-- Start --

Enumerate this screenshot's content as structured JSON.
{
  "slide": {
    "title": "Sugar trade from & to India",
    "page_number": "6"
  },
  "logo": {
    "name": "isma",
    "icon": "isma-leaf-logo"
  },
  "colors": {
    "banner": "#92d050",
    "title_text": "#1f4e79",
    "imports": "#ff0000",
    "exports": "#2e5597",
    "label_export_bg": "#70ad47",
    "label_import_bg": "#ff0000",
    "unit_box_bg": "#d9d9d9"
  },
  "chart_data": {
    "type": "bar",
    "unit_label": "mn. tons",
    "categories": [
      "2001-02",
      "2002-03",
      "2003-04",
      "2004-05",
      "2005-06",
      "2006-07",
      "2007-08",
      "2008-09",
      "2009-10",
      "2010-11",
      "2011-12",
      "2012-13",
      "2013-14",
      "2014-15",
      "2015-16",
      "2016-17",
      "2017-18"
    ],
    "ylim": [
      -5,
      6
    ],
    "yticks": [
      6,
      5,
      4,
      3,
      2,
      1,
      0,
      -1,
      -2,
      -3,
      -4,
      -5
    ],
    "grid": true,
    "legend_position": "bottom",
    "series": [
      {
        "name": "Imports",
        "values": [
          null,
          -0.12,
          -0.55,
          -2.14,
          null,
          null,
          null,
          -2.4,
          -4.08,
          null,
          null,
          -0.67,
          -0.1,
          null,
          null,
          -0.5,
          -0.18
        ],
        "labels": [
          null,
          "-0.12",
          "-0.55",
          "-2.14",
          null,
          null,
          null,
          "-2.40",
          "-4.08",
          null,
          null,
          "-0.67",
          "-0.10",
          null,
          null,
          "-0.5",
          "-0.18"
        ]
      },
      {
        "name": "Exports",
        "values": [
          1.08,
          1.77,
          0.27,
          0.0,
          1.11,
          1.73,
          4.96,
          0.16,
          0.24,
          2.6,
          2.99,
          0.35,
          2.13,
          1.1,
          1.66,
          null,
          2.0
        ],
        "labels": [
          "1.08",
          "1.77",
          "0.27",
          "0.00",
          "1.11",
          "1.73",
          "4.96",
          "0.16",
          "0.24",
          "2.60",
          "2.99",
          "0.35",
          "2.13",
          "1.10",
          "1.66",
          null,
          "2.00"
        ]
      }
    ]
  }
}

-- End --

» **Problem statement**
Reproduce each record shown above without altering a single word.

» **Exercise response**
Enumerate this screenshot's content as structured JSON.
{
  "slide": {
    "title": "Sugar trade from & to India",
    "page_number": "6"
  },
  "logo": {
    "name": "isma",
    "icon": "isma-leaf-logo"
  },
  "colors": {
    "banner": "#92d050",
    "title_text": "#1f4e79",
    "imports": "#ff0000",
    "exports": "#2e5597",
    "label_export_bg": "#70ad47",
    "label_import_bg": "#ff0000",
    "unit_box_bg": "#d9d9d9"
  },
  "chart_data": {
    "type": "bar",
    "unit_label": "mn. tons",
    "categories": [
      "2001-02",
      "2002-03",
      "2003-04",
      "2004-05",
      "2005-06",
      "2006-07",
      "2007-08",
      "2008-09",
      "2009-10",
      "2010-11",
      "2011-12",
      "2012-13",
      "2013-14",
      "2014-15",
      "2015-16",
      "2016-17",
      "2017-18"
    ],
    "ylim": [
      -5,
      6
    ],
    "yticks": [
      6,
      5,
      4,
      3,
      2,
      1,
      0,
      -1,
      -2,
      -3,
      -4,
      -5
    ],
    "grid": true,
    "legend_position": "bottom",
    "series": [
      {
        "name": "Imports",
        "values": [
          null,
          -0.12,
          -0.55,
          -2.14,
          null,
          null,
          null,
          -2.4,
          -4.08,
          null,
          null,
          -0.67,
          -0.1,
          null,
          null,
          -0.5,
          -0.18
        ],
        "labels": [
          null,
          "-0.12",
          "-0.55",
          "-2.14",
          null,
          null,
          null,
          "-2.40",
          "-4.08",
          null,
          null,
          "-0.67",
          "-0.10",
          null,
          null,
          "-0.5",
          "-0.18"
        ]
      },
      {
        "name": "Exports",
        "values": [
          1.08,
          1.77,
          0.27,
          0.0,
          1.11,
          1.73,
          4.96,
          0.16,
          0.24,
          2.6,
          2.99,
          0.35,
          2.13,
          1.1,
          1.66,
          null,
          2.0
        ],
        "labels": [
          "1.08",
          "1.77",
          "0.27",
          "0.00",
          "1.11",
          "1.73",
          "4.96",
          "0.16",
          "0.24",
          "2.60",
          "2.99",
          "0.35",
          "2.13",
          "1.10",
          "1.66",
          null,
          "2.00"
        ]
      }
    ]
  }
}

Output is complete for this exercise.